*AVAILABLE DATA*.
= = = = = = =
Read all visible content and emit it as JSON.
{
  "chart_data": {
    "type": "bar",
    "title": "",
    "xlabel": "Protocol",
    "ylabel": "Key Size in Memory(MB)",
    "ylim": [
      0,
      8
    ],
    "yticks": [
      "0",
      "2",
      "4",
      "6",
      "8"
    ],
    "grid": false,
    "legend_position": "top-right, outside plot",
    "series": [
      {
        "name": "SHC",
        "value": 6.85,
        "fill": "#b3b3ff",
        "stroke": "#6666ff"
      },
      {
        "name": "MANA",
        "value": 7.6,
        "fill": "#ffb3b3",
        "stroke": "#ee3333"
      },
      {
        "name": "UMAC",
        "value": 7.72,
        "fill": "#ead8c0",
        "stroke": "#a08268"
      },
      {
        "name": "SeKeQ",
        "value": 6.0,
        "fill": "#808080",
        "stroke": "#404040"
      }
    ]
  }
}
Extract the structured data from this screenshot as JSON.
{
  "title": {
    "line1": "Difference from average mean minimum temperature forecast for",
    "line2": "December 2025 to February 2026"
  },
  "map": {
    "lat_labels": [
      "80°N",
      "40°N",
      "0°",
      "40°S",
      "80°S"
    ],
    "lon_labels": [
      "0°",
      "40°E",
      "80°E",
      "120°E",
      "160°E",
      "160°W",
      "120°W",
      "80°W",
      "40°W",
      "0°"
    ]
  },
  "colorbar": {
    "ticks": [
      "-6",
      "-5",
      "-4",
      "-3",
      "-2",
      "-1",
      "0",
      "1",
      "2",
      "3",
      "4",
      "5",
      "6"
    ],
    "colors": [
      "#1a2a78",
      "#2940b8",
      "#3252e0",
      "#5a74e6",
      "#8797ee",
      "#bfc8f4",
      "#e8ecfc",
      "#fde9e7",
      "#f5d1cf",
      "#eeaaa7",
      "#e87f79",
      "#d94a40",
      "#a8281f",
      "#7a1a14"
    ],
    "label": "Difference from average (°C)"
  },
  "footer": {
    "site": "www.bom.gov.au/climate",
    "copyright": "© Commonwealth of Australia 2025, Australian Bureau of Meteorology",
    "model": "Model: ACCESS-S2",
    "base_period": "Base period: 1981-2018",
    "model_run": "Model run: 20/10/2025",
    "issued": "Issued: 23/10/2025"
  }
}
= = = = = = =
Say how many lines in the records hold "value", with the number as the whole reply.

4